Indian roads are deadly. According to the National Crime Records Bureau (NCRB), more than 1.55 lakh people were killed in 2021 in road accidents -- that is 18 people every hour. There were 449,002 road accidents in 2019 and 366,138 in 2020, and 422,659 in 2021. Remember that in 2020, most of the country was under Covid-induced lockdown, yet there was no respite from road accidents.
The worst-affected age group was between 18-45 years, which accounted for 70 percent of the total accidental deaths. According to the report, national highways claimed the maximum number of lives -- 47,984 in 2020 followed by state highways, killing 33,148 people.
Of the total fatalities, 17.8 percent were pedestrians, and 43.2 percent two-wheeler riders. Animal-drawn vehicles, handcarts and cycle rickshaw riders comprised 6.7 percent of the total number of deaths, and 12.6 percent were hit-and-run cases. Of the top 10 states that contributed to 74 percent of the accidents, Uttar Pradesh led with 24,711 deaths, followed by Tamil Nadu and Maharashtra, accounting for 33.7 percent of total accident-related deaths in the country. Overspeed accounted for 52 percent of fatal accidents.
Though we can mine a tonne of data from the report, the figures above reveal a skewed nature. Pedestrians account for 12.33 percent, bicycles 1.7 percent, two-wheelers 27.2 percent, and auto rickshaws 2.5 percent, which means 43.73 percent of the victims of reckless driving are mostly the poor and those belonging to lower middle class -- most of them at a productive young age and probably the breadwinners of their families. One can only imagine the tragedy that befalls the family after the death or severe injury of a loved one. There is no control over hospital bills, and private hospitals remain mostly unregulated, billing the hapless patients as they please. Government hospitals lack sufficient facilities, leaving most families vulnerable to an accident, even if it is not fatal. Even a routine viral fever can cut the family budget by a few thousand rupees due to the series of tests and antibiotics that are prescribed now. So the burden on families in case of a severe accident can be backbreaking.
India has made tremendous progress in building highways in the last two decades. The speed at which the roads have been built in the past few years is mind-boggling and is a spectacular achievement of this government. What is, however, becoming evident is that our streets are getting more designed for speeding cars, even if jaywalking or using non-designated places to cross roads may account for a substantial percentage of pedestrian victims on the road. Moreover, stray animals like dogs, cows and myriad domestic and abandoned animals roaming our highways cause most two-wheeler accidents.
Even in cities, the thrust is on building more and more flyovers. Widening of roads is often done at the cost of the footpaths. Two-wheelers drive through the footpath wherever they can dodge the shopkeepers using the pavement before the store as a part of their shops, sleeping holy cows and street dogs. The poor pedestrian has no place to go, and he walks on the road, blissfully ignorant of the traffic rules and darting from one side to the opposite side of the road with gay abandon.

Records from a data collection
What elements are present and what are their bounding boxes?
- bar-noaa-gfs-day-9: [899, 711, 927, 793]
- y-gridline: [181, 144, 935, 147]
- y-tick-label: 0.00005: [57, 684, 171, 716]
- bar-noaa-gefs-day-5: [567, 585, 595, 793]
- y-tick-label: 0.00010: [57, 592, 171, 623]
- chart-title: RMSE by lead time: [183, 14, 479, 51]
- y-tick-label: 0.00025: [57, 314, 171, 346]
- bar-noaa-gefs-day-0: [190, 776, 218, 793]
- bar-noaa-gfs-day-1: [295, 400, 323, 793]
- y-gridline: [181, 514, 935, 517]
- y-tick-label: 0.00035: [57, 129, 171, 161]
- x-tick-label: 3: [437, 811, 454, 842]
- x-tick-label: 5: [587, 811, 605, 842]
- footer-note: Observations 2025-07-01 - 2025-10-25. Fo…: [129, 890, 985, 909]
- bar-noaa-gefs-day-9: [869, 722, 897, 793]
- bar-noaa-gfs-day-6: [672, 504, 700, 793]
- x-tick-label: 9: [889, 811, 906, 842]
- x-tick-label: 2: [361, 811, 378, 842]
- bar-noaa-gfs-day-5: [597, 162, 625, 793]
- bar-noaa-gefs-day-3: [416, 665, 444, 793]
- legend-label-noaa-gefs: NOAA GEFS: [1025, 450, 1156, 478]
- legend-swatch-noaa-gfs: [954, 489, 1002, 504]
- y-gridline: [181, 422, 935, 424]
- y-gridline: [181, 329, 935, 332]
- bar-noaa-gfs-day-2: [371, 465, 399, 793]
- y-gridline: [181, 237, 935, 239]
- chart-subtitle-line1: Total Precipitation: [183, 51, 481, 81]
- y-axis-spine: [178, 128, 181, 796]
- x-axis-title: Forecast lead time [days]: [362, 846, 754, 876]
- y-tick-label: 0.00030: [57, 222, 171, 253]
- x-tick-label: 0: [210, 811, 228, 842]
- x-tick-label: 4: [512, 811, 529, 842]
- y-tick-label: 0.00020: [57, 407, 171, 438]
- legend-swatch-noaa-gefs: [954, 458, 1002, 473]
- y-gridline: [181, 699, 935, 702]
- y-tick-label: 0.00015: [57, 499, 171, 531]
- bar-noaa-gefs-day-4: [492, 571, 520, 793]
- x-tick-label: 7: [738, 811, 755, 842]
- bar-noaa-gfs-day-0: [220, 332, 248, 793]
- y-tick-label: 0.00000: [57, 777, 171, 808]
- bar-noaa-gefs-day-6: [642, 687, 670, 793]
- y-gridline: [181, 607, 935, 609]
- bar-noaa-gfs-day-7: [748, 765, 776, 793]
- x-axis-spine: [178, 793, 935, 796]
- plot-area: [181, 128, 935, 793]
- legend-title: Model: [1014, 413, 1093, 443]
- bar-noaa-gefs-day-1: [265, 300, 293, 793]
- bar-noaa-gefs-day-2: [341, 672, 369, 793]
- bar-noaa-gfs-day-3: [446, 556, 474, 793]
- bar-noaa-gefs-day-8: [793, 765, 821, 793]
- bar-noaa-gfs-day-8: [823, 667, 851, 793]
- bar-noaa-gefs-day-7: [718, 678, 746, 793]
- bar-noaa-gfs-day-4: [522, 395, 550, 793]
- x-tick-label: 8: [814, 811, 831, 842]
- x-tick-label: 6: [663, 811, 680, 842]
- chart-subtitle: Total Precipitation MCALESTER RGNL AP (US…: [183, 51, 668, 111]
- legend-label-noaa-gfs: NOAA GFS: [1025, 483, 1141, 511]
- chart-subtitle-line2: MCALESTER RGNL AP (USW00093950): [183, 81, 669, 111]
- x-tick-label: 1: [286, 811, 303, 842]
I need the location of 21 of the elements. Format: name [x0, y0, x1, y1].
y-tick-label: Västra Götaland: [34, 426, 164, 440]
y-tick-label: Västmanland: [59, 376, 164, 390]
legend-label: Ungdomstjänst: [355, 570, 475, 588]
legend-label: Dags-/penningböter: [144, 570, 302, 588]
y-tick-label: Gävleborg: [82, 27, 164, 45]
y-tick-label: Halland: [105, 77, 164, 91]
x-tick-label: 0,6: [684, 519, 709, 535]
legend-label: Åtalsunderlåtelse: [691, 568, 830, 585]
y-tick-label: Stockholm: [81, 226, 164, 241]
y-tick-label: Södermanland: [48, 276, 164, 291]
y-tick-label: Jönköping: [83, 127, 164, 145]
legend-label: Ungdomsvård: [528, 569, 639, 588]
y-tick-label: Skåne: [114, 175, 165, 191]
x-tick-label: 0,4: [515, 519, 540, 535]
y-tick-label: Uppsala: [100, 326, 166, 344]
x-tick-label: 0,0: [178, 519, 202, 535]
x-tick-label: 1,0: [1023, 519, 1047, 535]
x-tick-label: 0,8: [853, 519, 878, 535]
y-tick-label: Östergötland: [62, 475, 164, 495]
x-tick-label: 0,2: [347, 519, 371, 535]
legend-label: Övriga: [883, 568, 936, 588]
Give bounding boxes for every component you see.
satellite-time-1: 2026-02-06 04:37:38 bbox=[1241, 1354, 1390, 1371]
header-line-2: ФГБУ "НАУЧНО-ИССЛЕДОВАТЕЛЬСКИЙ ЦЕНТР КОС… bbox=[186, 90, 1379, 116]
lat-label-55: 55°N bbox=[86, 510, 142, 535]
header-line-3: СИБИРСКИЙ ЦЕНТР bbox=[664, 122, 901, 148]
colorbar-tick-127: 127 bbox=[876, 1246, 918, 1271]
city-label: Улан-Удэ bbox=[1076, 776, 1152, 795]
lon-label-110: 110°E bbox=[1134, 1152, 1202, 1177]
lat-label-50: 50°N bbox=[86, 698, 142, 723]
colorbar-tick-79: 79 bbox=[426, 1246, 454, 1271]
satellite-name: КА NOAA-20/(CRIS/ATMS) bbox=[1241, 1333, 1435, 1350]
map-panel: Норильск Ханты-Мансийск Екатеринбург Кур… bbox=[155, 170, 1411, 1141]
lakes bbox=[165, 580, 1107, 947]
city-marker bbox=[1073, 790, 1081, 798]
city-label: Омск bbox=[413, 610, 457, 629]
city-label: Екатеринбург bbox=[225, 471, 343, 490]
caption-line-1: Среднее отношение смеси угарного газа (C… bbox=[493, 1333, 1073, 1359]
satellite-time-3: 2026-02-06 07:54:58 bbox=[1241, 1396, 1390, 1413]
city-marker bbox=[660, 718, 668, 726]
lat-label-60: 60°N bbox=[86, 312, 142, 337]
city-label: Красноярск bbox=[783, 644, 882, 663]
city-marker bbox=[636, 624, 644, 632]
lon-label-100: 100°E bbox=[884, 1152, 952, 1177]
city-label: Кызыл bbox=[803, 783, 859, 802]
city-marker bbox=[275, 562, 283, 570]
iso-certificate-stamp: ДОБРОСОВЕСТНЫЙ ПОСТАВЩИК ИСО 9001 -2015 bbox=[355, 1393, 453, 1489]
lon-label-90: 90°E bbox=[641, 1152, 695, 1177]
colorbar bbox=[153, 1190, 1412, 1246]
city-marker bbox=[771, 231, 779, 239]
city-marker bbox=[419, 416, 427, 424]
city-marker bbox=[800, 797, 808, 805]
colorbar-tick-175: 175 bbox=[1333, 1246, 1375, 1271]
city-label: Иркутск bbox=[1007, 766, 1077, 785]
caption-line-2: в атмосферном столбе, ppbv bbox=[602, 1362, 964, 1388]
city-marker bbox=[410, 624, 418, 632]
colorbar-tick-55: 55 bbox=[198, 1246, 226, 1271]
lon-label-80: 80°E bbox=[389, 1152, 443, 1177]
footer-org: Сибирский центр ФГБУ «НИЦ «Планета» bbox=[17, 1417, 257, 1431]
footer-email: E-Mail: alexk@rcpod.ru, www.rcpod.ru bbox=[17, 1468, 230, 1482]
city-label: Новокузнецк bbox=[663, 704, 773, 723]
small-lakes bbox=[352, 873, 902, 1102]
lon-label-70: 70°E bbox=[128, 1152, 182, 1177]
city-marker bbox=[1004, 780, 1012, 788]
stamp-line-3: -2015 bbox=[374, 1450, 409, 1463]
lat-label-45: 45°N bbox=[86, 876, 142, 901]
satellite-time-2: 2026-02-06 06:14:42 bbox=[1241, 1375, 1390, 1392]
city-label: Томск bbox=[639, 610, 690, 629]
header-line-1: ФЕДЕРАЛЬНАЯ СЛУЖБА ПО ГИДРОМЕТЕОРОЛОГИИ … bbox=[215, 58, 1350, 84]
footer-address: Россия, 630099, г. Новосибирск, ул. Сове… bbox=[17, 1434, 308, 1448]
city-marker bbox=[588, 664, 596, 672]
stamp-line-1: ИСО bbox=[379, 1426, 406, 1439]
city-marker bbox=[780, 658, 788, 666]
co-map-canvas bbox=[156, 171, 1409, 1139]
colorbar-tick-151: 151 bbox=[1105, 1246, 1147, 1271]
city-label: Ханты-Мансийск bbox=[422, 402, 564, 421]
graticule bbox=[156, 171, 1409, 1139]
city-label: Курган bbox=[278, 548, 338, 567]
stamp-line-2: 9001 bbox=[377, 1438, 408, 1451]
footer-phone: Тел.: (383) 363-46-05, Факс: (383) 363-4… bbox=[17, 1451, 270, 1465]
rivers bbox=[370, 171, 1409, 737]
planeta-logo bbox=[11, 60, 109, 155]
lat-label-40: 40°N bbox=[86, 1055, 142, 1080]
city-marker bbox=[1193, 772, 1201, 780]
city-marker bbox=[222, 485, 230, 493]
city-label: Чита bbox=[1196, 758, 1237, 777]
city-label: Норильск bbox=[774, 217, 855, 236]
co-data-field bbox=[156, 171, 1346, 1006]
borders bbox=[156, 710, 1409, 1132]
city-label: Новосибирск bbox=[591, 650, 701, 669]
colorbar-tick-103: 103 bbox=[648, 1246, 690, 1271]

_What you need to do_
a – Repeat word for word the passage of the text on Indian road accidents that starts with "The worst-affected age" and goes on through "killing 33,148 people.".
b – Answer these questions from the text on Indian road accidents:
(i) How many road accidents took place in 2020?
(ii) Which state led the top 10 states in deaths, and with how many?
(iii) What does the text say causes most two-wheeler accidents?
c – Using the text on Indian road accidents, explain in one to three sentences why the burden on a family after a severe accident can be backbreaking.

_Exercise responses_
a –
The worst-affected age group was between 18-45 years, which accounted for 70 percent of the total accidental deaths. According to the report, national highways claimed the maximum number of lives -- 47,984 in 2020 followed by state highways, killing 33,148 people.

b –
(i) 366,138.
(ii) Uttar Pradesh, with 24,711 deaths.
(iii) Stray animals roaming the highways, such as dogs, cows and many domestic and abandoned animals.

c – Families have no control over hospital bills, since private hospitals are mostly unregulated and charge patients as they please, while government hospitals lack sufficient facilities. Even a routine viral fever can cost a family a few thousand rupees because of the tests and antibiotics now prescribed. A severe accident therefore puts a far heavier load on the family budget.